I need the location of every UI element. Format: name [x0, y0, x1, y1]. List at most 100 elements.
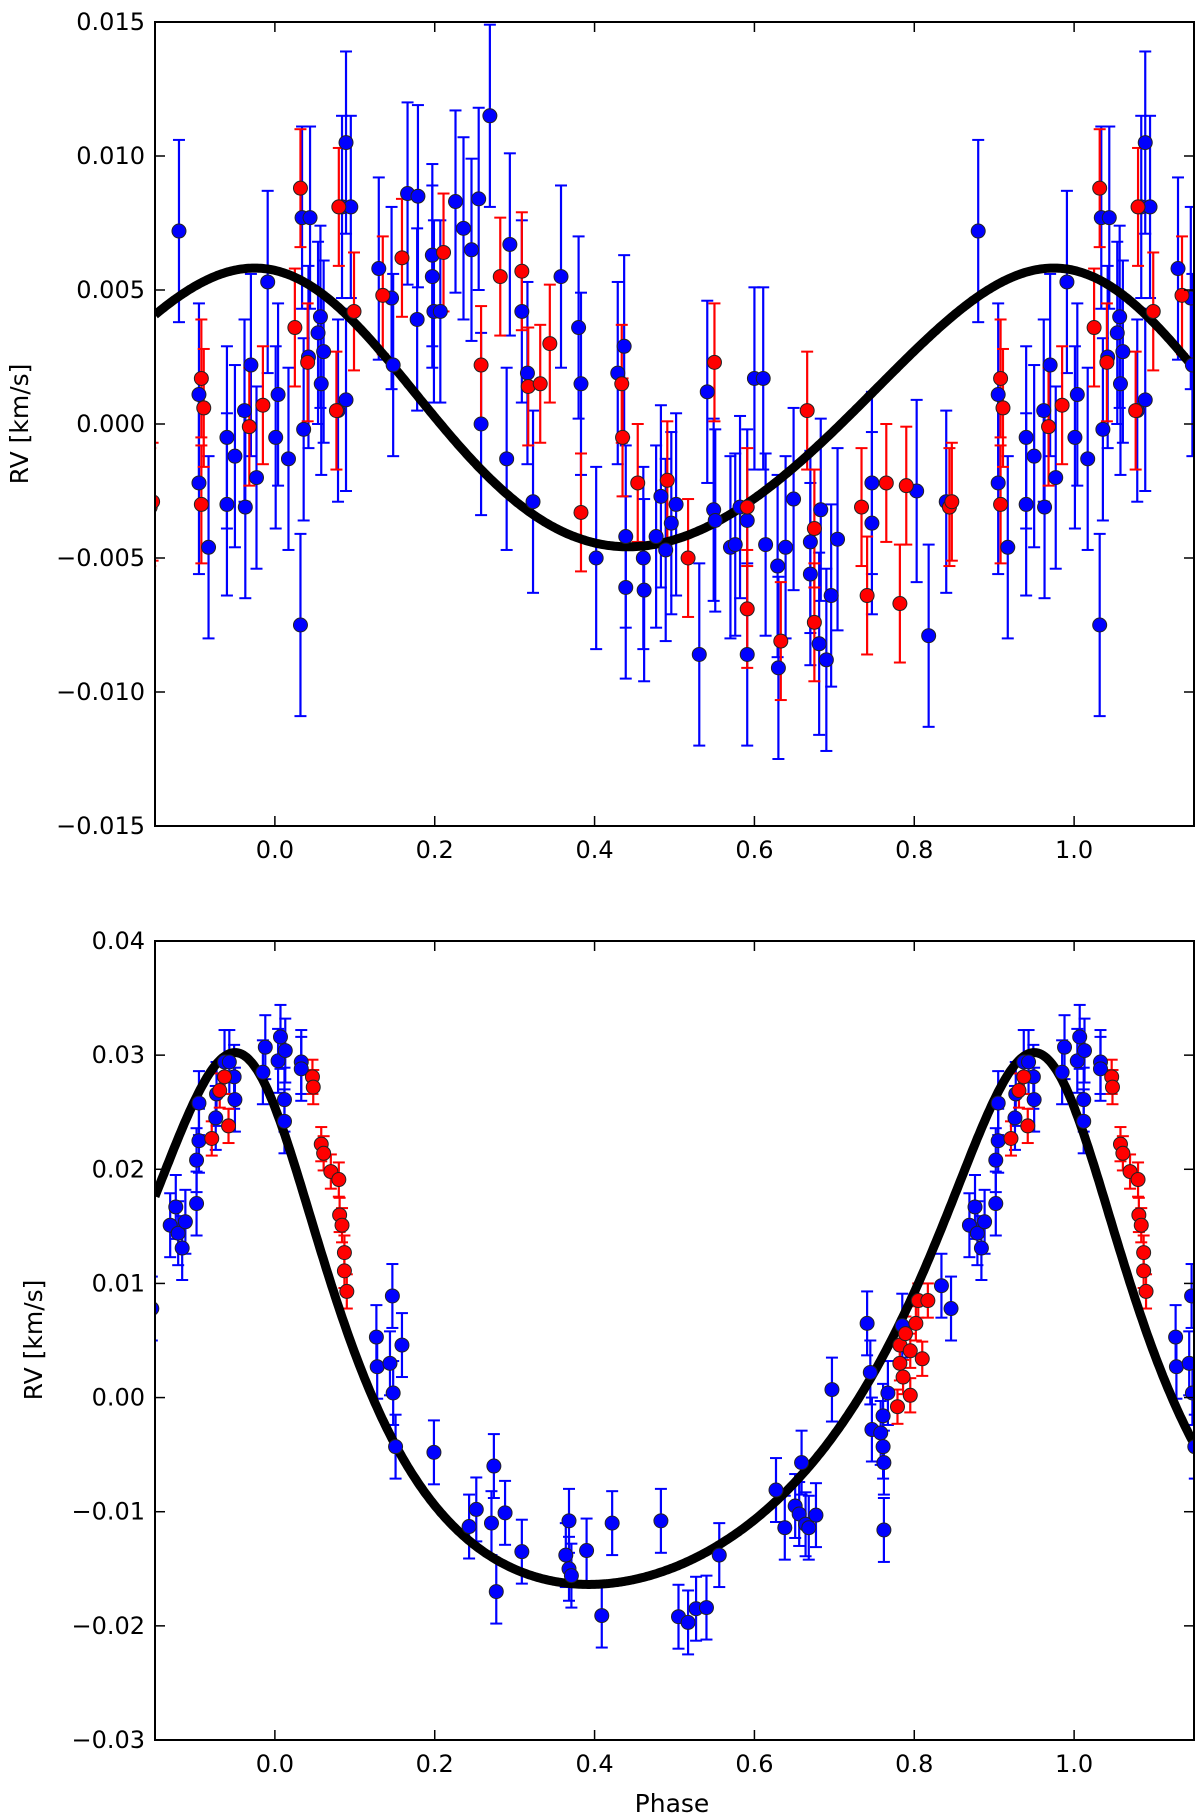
data-point-blue: [461, 1519, 477, 1535]
data-point-blue: [270, 387, 286, 403]
data-point-red: [331, 199, 347, 215]
data-point-blue: [219, 429, 235, 445]
data-point-blue: [707, 512, 723, 528]
data-point-blue: [739, 646, 755, 662]
data-point-red: [1011, 1083, 1027, 1099]
data-point-blue: [1184, 357, 1194, 373]
data-point-blue: [1054, 1064, 1070, 1080]
x-tick-label: 0.2: [416, 1750, 454, 1778]
data-point-blue: [699, 384, 715, 400]
data-point-red: [806, 614, 822, 630]
data-point-blue: [770, 558, 786, 574]
data-point-red: [1104, 1079, 1120, 1095]
data-point-blue: [368, 1329, 384, 1345]
data-point-blue: [191, 475, 207, 491]
data-point-red: [1054, 397, 1070, 413]
data-point-blue: [990, 387, 1006, 403]
data-point-blue: [635, 550, 651, 566]
data-point-red: [1136, 1245, 1152, 1261]
x-tick-label: 0.0: [256, 836, 294, 864]
data-point-blue: [808, 1507, 824, 1523]
data-point-blue: [384, 1288, 400, 1304]
data-point-blue: [1112, 376, 1128, 392]
y-tick-label: 0.04: [92, 927, 145, 955]
data-point-blue: [1184, 1385, 1194, 1401]
data-point-blue: [316, 344, 332, 360]
data-point-red: [1193, 255, 1194, 260]
data-point-red: [212, 1083, 228, 1099]
data-point-blue: [296, 421, 312, 437]
data-point-blue: [488, 1584, 504, 1600]
top-y-axis-label: RV [km/s]: [5, 364, 34, 485]
data-point-blue: [873, 1425, 889, 1441]
data-point-blue: [1168, 1359, 1184, 1375]
y-tick-label: 0.00: [92, 1384, 145, 1412]
data-point-blue: [1026, 448, 1042, 464]
data-point-blue: [1037, 499, 1053, 515]
data-point-blue: [208, 1110, 224, 1126]
data-point-blue: [970, 223, 986, 239]
data-point-blue: [691, 646, 707, 662]
data-point-red: [614, 376, 630, 392]
axes-frame: [154, 940, 1195, 1741]
data-point-blue: [292, 617, 308, 633]
data-point-red: [1130, 1172, 1146, 1188]
y-tick-label: −0.015: [56, 812, 145, 840]
data-point-blue: [1059, 274, 1075, 290]
data-point-blue: [255, 1064, 271, 1080]
data-point-red: [241, 419, 257, 435]
data-point-red: [799, 403, 815, 419]
data-point-blue: [1092, 1061, 1108, 1077]
data-point-blue: [859, 1315, 875, 1331]
data-point-blue: [653, 488, 669, 504]
data-point-blue: [293, 1061, 309, 1077]
data-point-blue: [943, 1301, 959, 1317]
data-point-blue: [830, 531, 846, 547]
data-point-blue: [171, 223, 187, 239]
data-point-blue: [933, 1278, 949, 1294]
y-tick-label: −0.010: [56, 678, 145, 706]
data-point-blue: [1095, 421, 1111, 437]
data-point-red: [892, 596, 908, 612]
data-point-blue: [1092, 617, 1108, 633]
data-point-blue: [249, 470, 265, 486]
data-point-blue: [1168, 1329, 1184, 1345]
data-point-blue: [990, 1133, 1006, 1149]
data-point-blue: [191, 387, 207, 403]
data-point-red: [1174, 287, 1190, 303]
data-point-red: [902, 1387, 918, 1403]
data-point-blue: [875, 1408, 891, 1424]
data-point-red: [993, 370, 1009, 386]
data-point-blue: [1000, 539, 1016, 555]
data-point-blue: [636, 582, 652, 598]
data-point-blue: [663, 515, 679, 531]
data-point-blue: [473, 416, 489, 432]
data-point-blue: [468, 1501, 484, 1517]
data-point-red: [287, 320, 303, 336]
data-point-blue: [270, 1053, 286, 1069]
data-point-red: [659, 472, 675, 488]
data-point-blue: [276, 1092, 292, 1108]
data-point-blue: [385, 357, 401, 373]
data-point-blue: [755, 370, 771, 386]
data-point-blue: [227, 448, 243, 464]
data-point-red: [898, 478, 914, 494]
data-point-blue: [1018, 496, 1034, 512]
data-point-blue: [573, 376, 589, 392]
data-point-red: [336, 1263, 352, 1279]
data-point-blue: [257, 1039, 273, 1055]
data-point-blue: [921, 628, 937, 644]
error-bar: [155, 441, 159, 562]
data-point-blue: [338, 392, 354, 408]
data-point-blue: [1048, 470, 1064, 486]
data-point-blue: [382, 1355, 398, 1371]
data-point-blue: [818, 652, 834, 668]
x-tick-label: 0.8: [895, 836, 933, 864]
data-point-blue: [739, 512, 755, 528]
data-point-blue: [1069, 1053, 1085, 1069]
x-tick-label: 0.2: [416, 836, 454, 864]
data-point-red: [339, 1283, 355, 1299]
data-point-blue: [802, 534, 818, 550]
data-point-blue: [658, 542, 674, 558]
data-point-red: [255, 397, 271, 413]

**WHAT YOU NEED TO DO:** Reproduce, without alteration, the lines beginning with the line containing "data-point-blue: [461, 1519, 477, 1535]" and continuing through the line containing "data-point-blue: [368, 1329, 384, 1345]", including both of those lines.

**THE REPLY:**
data-point-blue: [461, 1519, 477, 1535]
data-point-blue: [270, 387, 286, 403]
data-point-red: [331, 199, 347, 215]
data-point-blue: [219, 429, 235, 445]
data-point-blue: [707, 512, 723, 528]
data-point-blue: [739, 646, 755, 662]
data-point-red: [1011, 1083, 1027, 1099]
data-point-blue: [1184, 357, 1194, 373]
data-point-blue: [1054, 1064, 1070, 1080]
x-tick-label: 0.2: [416, 1750, 454, 1778]
data-point-blue: [699, 384, 715, 400]
data-point-red: [806, 614, 822, 630]
data-point-blue: [770, 558, 786, 574]
data-point-red: [1104, 1079, 1120, 1095]
data-point-blue: [368, 1329, 384, 1345]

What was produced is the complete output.